• _PROBLEM_: Copy every line of the records verbatim, from the line with "72, 782, 95]" up to and including the line with "day-details: Sunrise: 8:07", and nothing else.

• _RECORDS FOR THIS TASK_:

[Start]

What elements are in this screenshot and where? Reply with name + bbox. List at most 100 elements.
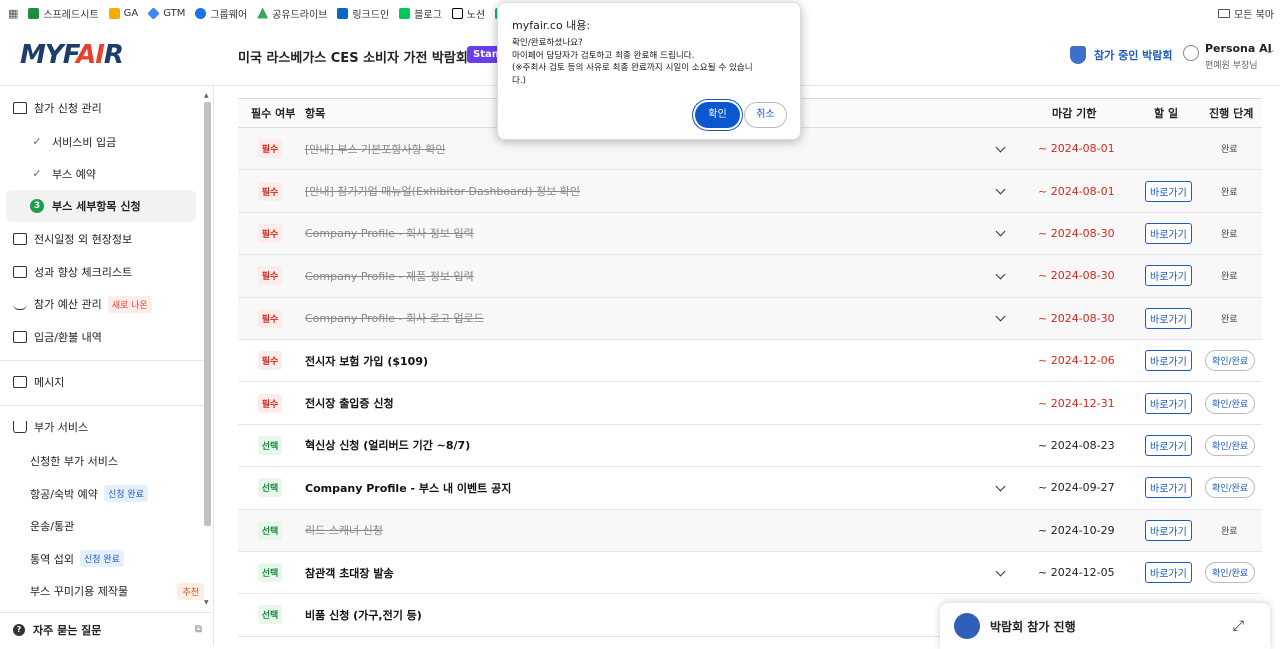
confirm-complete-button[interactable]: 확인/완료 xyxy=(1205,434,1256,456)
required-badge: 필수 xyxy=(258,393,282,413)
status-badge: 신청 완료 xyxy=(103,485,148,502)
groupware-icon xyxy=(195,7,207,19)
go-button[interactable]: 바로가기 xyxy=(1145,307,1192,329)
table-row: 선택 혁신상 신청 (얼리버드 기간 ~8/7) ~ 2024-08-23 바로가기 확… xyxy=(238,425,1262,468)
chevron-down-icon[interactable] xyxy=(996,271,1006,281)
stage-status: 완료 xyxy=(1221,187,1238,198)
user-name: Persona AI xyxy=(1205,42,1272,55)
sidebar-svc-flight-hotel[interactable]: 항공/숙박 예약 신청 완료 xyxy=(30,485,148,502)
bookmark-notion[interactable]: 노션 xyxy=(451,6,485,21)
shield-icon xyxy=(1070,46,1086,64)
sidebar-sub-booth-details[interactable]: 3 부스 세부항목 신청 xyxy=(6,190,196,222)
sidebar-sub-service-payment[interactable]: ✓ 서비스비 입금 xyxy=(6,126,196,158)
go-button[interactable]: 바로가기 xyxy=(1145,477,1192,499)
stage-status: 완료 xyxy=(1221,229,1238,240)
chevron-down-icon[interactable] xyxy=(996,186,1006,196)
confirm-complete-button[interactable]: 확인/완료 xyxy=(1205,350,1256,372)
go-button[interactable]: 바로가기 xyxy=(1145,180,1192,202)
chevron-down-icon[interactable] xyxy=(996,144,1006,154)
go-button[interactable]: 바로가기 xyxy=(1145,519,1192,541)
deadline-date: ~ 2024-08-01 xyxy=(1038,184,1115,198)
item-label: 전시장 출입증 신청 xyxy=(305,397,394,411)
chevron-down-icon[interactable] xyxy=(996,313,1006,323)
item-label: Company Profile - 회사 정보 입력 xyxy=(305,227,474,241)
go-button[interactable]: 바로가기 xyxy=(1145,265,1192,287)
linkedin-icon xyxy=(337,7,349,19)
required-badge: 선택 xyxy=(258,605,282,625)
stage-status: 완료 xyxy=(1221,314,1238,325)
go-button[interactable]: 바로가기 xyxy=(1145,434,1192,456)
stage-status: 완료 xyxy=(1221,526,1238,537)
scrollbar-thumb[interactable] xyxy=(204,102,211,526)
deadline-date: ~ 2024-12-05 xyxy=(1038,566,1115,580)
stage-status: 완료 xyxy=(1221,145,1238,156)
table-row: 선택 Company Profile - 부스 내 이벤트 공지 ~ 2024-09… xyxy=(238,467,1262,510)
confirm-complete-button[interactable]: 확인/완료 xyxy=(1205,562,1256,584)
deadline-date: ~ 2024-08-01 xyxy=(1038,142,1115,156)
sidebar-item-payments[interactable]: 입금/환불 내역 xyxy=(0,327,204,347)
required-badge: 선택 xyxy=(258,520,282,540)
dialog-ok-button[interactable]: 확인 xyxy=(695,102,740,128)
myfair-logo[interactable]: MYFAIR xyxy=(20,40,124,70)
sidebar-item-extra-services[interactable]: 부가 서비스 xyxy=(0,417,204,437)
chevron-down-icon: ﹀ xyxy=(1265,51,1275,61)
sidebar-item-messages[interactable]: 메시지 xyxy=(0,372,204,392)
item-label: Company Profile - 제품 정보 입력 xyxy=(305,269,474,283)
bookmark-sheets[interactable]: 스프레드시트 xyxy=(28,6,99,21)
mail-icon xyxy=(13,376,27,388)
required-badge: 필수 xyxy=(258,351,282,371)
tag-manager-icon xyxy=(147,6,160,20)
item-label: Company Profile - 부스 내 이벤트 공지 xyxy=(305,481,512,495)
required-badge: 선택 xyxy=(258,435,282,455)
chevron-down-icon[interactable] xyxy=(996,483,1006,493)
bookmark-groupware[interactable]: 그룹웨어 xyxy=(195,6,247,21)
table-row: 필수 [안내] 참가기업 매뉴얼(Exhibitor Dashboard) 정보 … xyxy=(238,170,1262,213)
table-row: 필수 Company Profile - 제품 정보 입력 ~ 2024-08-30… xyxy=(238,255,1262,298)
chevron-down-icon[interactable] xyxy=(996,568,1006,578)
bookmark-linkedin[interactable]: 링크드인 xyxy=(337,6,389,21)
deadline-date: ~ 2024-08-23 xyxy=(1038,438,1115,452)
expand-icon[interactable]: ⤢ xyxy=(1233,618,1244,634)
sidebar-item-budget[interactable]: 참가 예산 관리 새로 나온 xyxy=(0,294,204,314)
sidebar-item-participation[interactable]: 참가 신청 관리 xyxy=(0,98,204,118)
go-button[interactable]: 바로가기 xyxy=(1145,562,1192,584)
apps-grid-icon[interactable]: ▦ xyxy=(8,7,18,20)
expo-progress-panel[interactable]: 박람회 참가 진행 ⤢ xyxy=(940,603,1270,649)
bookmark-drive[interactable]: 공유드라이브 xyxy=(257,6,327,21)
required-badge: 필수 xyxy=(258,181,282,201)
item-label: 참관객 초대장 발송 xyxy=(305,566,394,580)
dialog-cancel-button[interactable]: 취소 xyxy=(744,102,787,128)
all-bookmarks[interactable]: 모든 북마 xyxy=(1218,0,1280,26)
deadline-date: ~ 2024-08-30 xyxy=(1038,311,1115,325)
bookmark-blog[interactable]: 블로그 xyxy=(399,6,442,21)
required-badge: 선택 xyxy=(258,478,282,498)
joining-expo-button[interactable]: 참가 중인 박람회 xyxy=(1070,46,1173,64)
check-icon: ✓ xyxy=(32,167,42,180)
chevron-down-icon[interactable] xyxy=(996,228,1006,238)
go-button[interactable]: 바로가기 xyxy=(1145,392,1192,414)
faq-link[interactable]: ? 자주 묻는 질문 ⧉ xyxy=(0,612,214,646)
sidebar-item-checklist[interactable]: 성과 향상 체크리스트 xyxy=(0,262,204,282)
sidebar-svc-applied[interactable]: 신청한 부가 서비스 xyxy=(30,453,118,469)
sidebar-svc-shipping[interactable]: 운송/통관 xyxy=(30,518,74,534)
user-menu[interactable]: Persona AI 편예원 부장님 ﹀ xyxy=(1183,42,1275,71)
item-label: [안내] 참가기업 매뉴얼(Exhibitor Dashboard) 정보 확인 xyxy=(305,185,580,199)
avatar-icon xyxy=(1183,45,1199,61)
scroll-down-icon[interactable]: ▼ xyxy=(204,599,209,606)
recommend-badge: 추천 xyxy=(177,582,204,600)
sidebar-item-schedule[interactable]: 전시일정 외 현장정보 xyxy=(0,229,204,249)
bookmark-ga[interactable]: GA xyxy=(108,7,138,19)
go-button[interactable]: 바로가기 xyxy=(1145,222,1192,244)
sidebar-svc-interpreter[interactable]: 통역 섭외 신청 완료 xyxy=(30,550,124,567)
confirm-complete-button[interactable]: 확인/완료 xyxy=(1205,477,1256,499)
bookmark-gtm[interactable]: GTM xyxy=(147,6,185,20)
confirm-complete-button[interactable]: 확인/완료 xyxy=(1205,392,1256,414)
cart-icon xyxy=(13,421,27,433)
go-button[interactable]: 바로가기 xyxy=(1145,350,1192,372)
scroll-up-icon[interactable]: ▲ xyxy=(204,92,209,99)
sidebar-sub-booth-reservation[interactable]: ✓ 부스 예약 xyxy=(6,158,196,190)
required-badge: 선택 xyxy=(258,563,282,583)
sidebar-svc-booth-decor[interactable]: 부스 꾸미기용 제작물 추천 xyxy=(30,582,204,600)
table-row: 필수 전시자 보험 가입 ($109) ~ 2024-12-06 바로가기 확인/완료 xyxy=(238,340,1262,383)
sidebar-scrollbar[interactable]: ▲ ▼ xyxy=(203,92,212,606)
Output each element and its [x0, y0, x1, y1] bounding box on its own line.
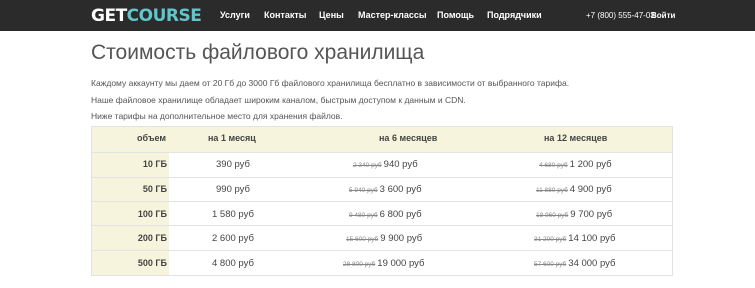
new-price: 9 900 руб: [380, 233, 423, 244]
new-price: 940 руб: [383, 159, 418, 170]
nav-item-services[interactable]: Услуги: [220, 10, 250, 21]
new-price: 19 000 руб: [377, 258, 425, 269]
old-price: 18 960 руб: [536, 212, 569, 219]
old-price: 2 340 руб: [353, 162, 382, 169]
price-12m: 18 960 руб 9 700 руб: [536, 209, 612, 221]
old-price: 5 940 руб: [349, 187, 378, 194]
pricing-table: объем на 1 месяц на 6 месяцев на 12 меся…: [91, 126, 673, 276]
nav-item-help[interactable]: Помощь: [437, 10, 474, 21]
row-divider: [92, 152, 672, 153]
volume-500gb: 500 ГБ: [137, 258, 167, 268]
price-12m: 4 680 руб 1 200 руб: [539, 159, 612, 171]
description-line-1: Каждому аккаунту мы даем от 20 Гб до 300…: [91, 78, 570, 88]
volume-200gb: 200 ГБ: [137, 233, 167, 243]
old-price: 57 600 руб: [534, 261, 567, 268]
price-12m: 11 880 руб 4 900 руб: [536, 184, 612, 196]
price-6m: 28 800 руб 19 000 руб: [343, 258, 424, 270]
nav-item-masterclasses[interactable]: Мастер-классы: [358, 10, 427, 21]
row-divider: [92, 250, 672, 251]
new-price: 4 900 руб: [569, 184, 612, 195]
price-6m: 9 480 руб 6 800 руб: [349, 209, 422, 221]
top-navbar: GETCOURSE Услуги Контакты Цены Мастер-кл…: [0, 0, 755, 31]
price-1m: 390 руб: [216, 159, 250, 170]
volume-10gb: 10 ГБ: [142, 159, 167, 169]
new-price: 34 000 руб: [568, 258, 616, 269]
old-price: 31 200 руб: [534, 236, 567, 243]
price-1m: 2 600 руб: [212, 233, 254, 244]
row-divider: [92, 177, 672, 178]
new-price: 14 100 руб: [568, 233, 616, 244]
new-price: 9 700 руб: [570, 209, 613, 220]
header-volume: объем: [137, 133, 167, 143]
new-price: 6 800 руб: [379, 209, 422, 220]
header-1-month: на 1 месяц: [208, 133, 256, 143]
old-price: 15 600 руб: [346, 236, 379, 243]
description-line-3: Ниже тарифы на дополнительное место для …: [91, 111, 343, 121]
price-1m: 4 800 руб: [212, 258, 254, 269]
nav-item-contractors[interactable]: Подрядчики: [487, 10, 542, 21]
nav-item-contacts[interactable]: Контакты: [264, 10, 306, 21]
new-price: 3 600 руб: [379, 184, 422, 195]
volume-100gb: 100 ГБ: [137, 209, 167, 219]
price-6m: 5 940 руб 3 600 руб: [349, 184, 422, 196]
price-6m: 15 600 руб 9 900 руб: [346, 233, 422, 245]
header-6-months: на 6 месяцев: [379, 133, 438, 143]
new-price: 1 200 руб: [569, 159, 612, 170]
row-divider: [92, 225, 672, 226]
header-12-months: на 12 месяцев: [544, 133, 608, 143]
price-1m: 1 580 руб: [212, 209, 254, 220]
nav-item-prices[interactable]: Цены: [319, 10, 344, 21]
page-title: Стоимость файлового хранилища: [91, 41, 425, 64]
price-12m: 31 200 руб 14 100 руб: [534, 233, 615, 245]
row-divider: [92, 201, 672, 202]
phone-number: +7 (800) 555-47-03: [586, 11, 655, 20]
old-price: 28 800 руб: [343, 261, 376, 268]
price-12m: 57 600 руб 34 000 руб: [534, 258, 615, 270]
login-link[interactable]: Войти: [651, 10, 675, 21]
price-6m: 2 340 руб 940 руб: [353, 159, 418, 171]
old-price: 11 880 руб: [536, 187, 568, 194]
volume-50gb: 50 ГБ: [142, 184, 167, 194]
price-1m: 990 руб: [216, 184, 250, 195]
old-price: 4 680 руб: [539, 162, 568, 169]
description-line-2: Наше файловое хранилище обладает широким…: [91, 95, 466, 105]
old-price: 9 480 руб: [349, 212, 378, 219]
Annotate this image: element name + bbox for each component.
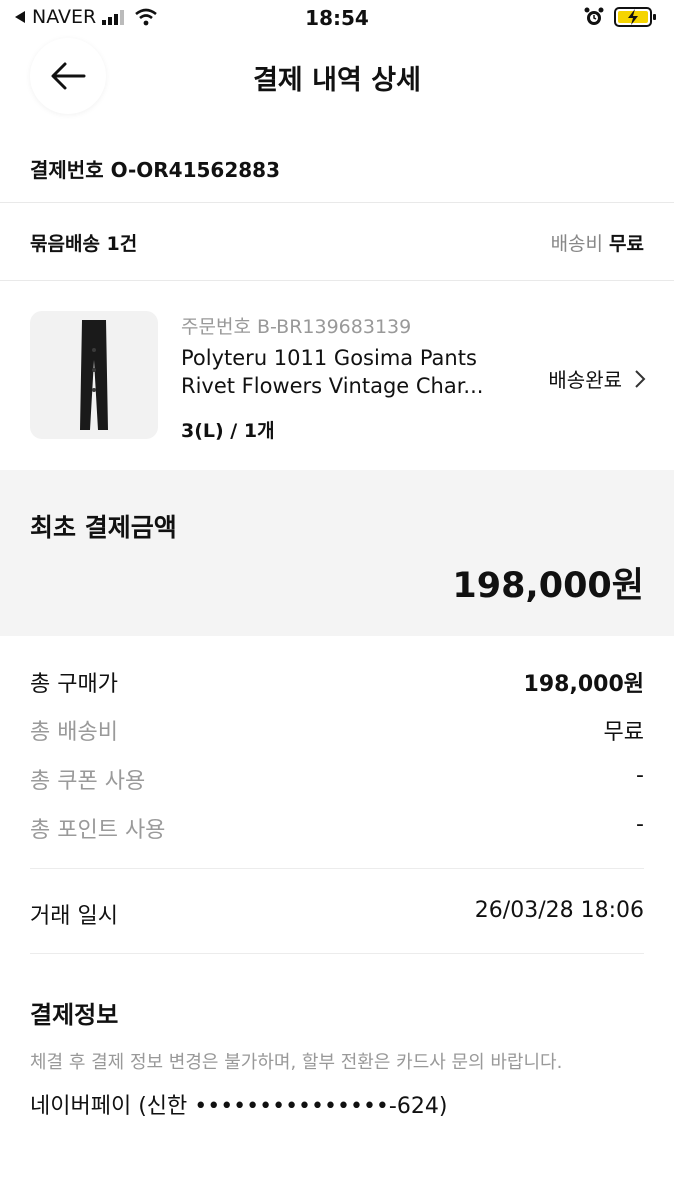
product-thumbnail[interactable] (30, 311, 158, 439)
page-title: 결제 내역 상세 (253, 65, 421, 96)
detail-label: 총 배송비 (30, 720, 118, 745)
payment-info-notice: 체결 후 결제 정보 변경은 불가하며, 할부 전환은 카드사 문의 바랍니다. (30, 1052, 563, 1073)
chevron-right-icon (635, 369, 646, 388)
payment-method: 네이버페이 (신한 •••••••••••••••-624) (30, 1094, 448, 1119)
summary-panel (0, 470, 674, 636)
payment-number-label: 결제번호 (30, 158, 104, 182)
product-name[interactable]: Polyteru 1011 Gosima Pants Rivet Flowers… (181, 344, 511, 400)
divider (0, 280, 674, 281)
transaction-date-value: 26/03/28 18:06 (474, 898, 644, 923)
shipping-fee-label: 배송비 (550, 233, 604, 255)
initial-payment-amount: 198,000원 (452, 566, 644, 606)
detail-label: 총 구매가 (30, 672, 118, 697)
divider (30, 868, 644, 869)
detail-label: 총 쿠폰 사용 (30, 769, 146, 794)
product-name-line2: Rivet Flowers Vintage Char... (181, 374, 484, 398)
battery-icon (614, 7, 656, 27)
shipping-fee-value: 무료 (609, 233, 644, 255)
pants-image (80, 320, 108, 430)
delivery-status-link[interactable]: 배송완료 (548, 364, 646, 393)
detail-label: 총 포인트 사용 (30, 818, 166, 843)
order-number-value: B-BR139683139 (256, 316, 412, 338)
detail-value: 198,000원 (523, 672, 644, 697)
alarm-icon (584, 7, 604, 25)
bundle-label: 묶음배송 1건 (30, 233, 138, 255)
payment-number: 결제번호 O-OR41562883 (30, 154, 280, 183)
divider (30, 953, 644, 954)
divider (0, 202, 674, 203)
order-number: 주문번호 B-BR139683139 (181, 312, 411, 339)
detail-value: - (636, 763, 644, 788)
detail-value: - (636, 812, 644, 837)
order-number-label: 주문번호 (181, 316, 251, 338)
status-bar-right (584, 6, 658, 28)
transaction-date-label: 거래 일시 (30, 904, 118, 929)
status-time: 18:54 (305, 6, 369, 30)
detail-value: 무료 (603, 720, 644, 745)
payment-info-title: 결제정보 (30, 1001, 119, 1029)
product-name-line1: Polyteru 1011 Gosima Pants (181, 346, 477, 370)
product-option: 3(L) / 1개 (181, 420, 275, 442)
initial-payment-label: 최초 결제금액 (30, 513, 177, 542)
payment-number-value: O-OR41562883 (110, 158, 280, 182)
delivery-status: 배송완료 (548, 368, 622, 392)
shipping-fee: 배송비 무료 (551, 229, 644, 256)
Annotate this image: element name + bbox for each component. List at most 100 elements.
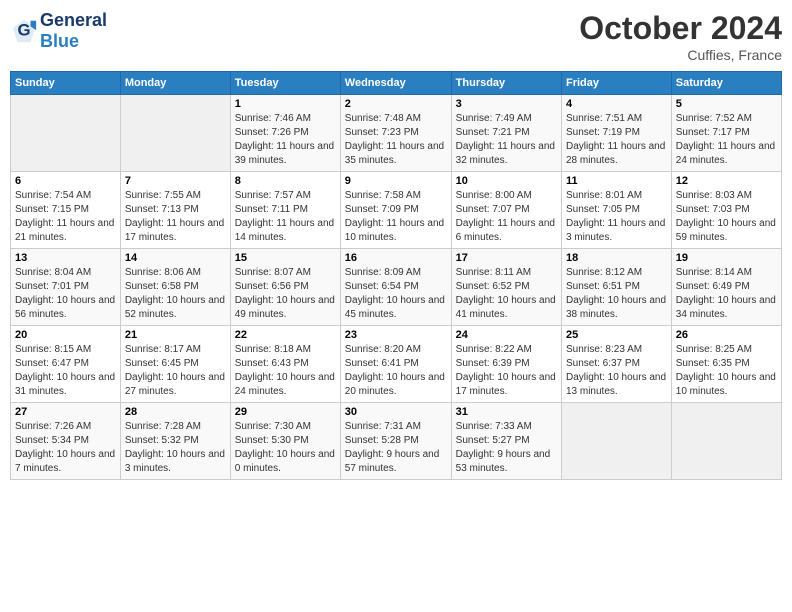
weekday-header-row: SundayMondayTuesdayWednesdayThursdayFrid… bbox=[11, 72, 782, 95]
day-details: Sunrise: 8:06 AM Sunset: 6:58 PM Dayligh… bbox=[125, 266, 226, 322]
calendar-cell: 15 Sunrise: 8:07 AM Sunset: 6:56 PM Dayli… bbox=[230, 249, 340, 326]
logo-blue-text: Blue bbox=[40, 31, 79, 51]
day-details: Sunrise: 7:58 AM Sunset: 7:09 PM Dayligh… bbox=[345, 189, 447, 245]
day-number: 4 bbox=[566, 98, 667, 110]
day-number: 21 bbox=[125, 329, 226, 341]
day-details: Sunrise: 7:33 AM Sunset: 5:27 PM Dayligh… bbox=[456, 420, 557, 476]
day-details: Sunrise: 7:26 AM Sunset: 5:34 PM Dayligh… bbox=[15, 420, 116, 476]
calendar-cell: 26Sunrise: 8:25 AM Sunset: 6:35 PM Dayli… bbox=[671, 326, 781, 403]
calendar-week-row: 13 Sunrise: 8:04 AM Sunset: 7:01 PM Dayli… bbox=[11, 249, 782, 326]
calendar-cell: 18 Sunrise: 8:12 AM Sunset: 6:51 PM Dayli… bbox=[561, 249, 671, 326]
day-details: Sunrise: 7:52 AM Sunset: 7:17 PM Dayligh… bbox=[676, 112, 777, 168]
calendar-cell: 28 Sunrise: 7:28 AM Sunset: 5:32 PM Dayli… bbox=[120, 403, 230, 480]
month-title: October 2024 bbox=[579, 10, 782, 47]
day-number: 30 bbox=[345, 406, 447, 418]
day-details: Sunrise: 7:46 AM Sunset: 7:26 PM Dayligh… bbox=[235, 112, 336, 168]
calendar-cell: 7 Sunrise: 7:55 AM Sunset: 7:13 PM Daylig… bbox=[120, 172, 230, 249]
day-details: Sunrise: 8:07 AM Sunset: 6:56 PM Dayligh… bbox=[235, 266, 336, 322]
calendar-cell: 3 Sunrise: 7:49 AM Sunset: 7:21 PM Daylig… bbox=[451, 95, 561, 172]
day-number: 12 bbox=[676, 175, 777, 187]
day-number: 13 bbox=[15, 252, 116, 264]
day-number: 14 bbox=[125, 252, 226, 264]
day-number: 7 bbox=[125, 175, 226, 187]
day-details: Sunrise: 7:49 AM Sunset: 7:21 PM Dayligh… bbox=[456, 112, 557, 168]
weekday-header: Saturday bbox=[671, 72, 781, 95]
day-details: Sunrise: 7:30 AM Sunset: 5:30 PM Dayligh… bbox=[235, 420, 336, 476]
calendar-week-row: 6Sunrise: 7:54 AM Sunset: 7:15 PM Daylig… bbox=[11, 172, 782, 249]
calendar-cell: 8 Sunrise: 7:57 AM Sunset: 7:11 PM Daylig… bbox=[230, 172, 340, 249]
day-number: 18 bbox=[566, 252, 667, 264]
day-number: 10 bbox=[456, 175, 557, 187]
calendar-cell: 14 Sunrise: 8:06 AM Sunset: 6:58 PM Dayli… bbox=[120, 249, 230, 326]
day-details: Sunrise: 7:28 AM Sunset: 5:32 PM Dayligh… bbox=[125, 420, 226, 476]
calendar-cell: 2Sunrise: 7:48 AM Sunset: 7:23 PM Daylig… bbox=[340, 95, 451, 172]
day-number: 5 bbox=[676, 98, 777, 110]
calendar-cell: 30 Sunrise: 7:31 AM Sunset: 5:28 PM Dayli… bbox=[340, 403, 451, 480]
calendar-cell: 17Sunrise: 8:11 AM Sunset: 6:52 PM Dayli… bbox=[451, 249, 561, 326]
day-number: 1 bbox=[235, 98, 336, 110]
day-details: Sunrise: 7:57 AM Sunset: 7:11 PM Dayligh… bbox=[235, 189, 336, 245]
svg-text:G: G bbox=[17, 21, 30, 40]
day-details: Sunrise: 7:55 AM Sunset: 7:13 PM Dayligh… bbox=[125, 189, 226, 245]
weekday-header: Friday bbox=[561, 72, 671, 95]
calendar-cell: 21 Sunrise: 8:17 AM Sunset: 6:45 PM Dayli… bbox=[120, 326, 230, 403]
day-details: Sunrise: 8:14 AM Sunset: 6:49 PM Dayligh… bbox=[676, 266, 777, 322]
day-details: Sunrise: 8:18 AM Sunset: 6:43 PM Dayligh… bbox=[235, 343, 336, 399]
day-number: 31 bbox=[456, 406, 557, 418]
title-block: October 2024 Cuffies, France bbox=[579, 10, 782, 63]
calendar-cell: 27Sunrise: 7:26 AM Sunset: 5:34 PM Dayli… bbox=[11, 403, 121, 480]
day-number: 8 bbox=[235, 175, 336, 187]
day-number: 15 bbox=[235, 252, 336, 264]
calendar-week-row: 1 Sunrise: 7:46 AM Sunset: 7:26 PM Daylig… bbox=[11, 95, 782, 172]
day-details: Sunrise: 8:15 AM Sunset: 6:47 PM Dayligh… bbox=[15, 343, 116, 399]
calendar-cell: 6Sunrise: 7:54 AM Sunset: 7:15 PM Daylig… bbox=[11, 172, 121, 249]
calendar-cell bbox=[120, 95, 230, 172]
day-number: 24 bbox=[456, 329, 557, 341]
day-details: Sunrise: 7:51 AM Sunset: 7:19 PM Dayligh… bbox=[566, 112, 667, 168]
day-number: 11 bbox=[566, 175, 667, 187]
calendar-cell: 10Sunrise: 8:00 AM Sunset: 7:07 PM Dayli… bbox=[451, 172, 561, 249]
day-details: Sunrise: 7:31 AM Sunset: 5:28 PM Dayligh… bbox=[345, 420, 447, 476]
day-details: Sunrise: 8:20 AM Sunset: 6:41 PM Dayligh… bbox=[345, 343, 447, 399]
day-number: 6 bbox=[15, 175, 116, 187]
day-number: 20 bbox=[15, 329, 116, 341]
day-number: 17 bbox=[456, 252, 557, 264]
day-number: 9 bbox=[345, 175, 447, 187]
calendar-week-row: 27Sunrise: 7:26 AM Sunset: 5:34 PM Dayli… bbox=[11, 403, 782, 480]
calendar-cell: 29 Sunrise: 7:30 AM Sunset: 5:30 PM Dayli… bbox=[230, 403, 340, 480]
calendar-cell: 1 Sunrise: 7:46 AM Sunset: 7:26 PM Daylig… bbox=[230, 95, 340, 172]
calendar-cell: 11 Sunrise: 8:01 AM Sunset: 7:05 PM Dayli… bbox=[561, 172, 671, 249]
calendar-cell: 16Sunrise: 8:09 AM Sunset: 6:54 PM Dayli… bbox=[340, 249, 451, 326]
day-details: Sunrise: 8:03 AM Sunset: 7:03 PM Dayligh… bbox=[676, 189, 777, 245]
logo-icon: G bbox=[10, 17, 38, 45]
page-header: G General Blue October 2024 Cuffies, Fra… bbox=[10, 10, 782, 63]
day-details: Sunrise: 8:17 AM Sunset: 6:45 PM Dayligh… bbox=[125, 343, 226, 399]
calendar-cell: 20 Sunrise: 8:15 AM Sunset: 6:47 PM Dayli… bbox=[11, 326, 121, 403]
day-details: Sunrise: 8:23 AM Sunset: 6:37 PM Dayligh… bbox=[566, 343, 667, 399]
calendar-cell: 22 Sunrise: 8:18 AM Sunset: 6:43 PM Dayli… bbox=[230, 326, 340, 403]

[End]

• _RESPONSE TO THIS TASK_:
weekday-header-row: SundayMondayTuesdayWednesdayThursdayFrid… bbox=[11, 72, 782, 95]
day-details: Sunrise: 8:06 AM Sunset: 6:58 PM Dayligh… bbox=[125, 266, 226, 322]
calendar-cell: 15 Sunrise: 8:07 AM Sunset: 6:56 PM Dayli… bbox=[230, 249, 340, 326]
logo-blue-text: Blue bbox=[40, 31, 79, 51]
day-details: Sunrise: 7:58 AM Sunset: 7:09 PM Dayligh… bbox=[345, 189, 447, 245]
day-number: 4 bbox=[566, 98, 667, 110]
day-number: 21 bbox=[125, 329, 226, 341]
day-details: Sunrise: 7:33 AM Sunset: 5:27 PM Dayligh… bbox=[456, 420, 557, 476]
day-details: Sunrise: 7:26 AM Sunset: 5:34 PM Dayligh… bbox=[15, 420, 116, 476]
calendar-cell: 26Sunrise: 8:25 AM Sunset: 6:35 PM Dayli… bbox=[671, 326, 781, 403]
calendar-week-row: 13 Sunrise: 8:04 AM Sunset: 7:01 PM Dayli… bbox=[11, 249, 782, 326]
calendar-cell: 18 Sunrise: 8:12 AM Sunset: 6:51 PM Dayli… bbox=[561, 249, 671, 326]
day-details: Sunrise: 7:52 AM Sunset: 7:17 PM Dayligh… bbox=[676, 112, 777, 168]
calendar-cell: 28 Sunrise: 7:28 AM Sunset: 5:32 PM Dayli… bbox=[120, 403, 230, 480]
month-title: October 2024 bbox=[579, 10, 782, 47]
day-number: 30 bbox=[345, 406, 447, 418]
day-details: Sunrise: 7:46 AM Sunset: 7:26 PM Dayligh… bbox=[235, 112, 336, 168]
calendar-cell: 7 Sunrise: 7:55 AM Sunset: 7:13 PM Daylig… bbox=[120, 172, 230, 249]
day-details: Sunrise: 8:07 AM Sunset: 6:56 PM Dayligh… bbox=[235, 266, 336, 322]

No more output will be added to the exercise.